[Collected data]
/---

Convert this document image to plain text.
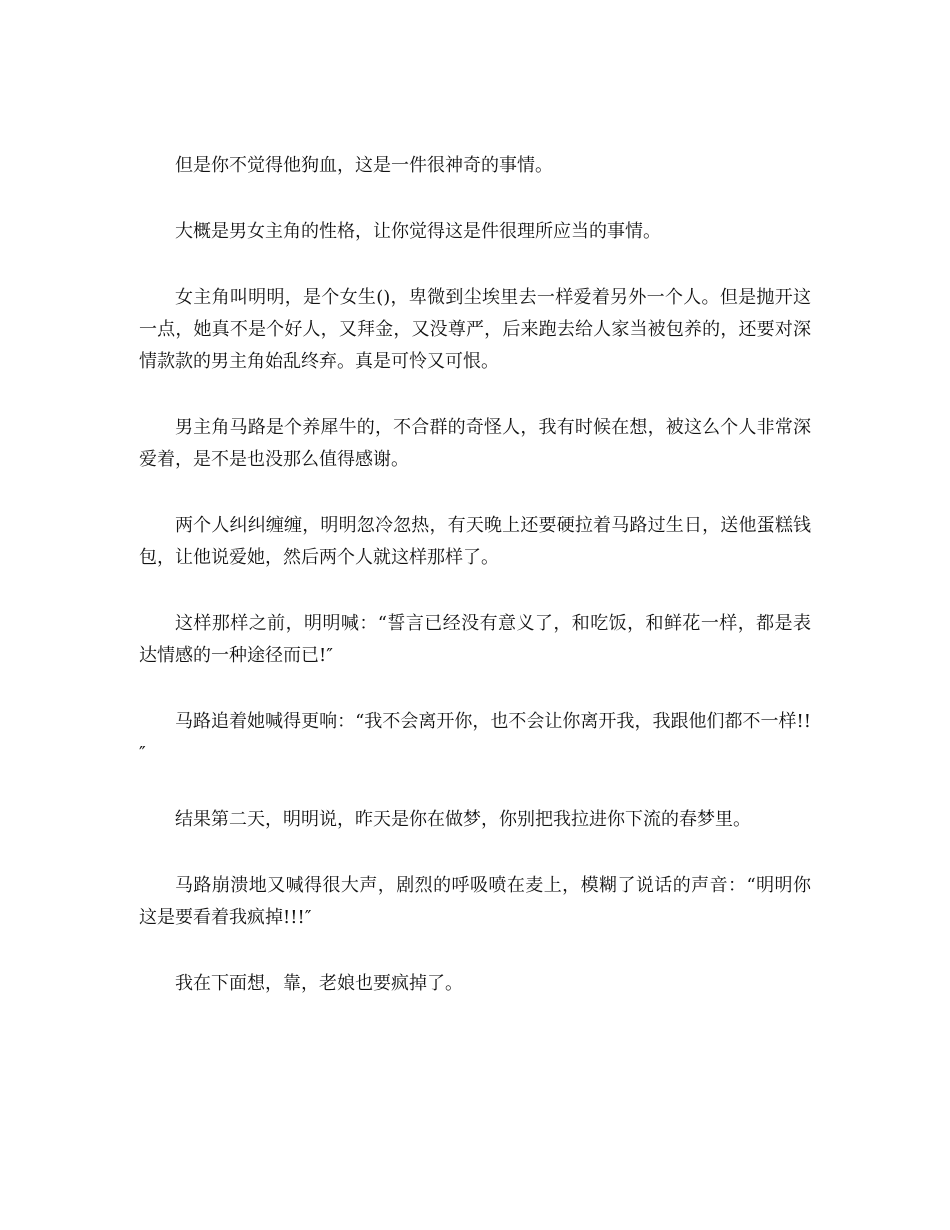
但是你不觉得他狗血，这是一件很神奇的事情。

大概是男女主角的性格，让你觉得这是件很理所应当的事情。

女主角叫明明，是个女生()，卑微到尘埃里去一样爱着另外一个人。但是抛开这一点，她真不是个好人，又拜金，又没尊严，后来跑去给人家当被包养的，还要对深情款款的男主角始乱终弃。真是可怜又可恨。

男主角马路是个养犀牛的，不合群的奇怪人，我有时候在想，被这么个人非常深爱着，是不是也没那么值得感谢。

两个人纠纠缠缠，明明忽冷忽热，有天晚上还要硬拉着马路过生日，送他蛋糕钱包，让他说爱她，然后两个人就这样那样了。

这样那样之前，明明喊：“誓言已经没有意义了，和吃饭，和鲜花一样，都是表达情感的一种途径而已!″

马路追着她喊得更响：“我不会离开你，也不会让你离开我，我跟他们都不一样!!″

结果第二天，明明说，昨天是你在做梦，你别把我拉进你下流的春梦里。

马路崩溃地又喊得很大声，剧烈的呼吸喷在麦上，模糊了说话的声音：“明明你这是要看着我疯掉!!!″

我在下面想，靠，老娘也要疯掉了。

\---

To do
Please write out all the data again word for word, but not the pictures.

Full answer
Convert this document image to plain text.
但是你不觉得他狗血，这是一件很神奇的事情。

大概是男女主角的性格，让你觉得这是件很理所应当的事情。

女主角叫明明，是个女生()，卑微到尘埃里去一样爱着另外一个人。但是抛开这一点，她真不是个好人，又拜金，又没尊严，后来跑去给人家当被包养的，还要对深情款款的男主角始乱终弃。真是可怜又可恨。

男主角马路是个养犀牛的，不合群的奇怪人，我有时候在想，被这么个人非常深爱着，是不是也没那么值得感谢。

两个人纠纠缠缠，明明忽冷忽热，有天晚上还要硬拉着马路过生日，送他蛋糕钱包，让他说爱她，然后两个人就这样那样了。

这样那样之前，明明喊：“誓言已经没有意义了，和吃饭，和鲜花一样，都是表达情感的一种途径而已!″

马路追着她喊得更响：“我不会离开你，也不会让你离开我，我跟他们都不一样!!″

结果第二天，明明说，昨天是你在做梦，你别把我拉进你下流的春梦里。

马路崩溃地又喊得很大声，剧烈的呼吸喷在麦上，模糊了说话的声音：“明明你这是要看着我疯掉!!!″

我在下面想，靠，老娘也要疯掉了。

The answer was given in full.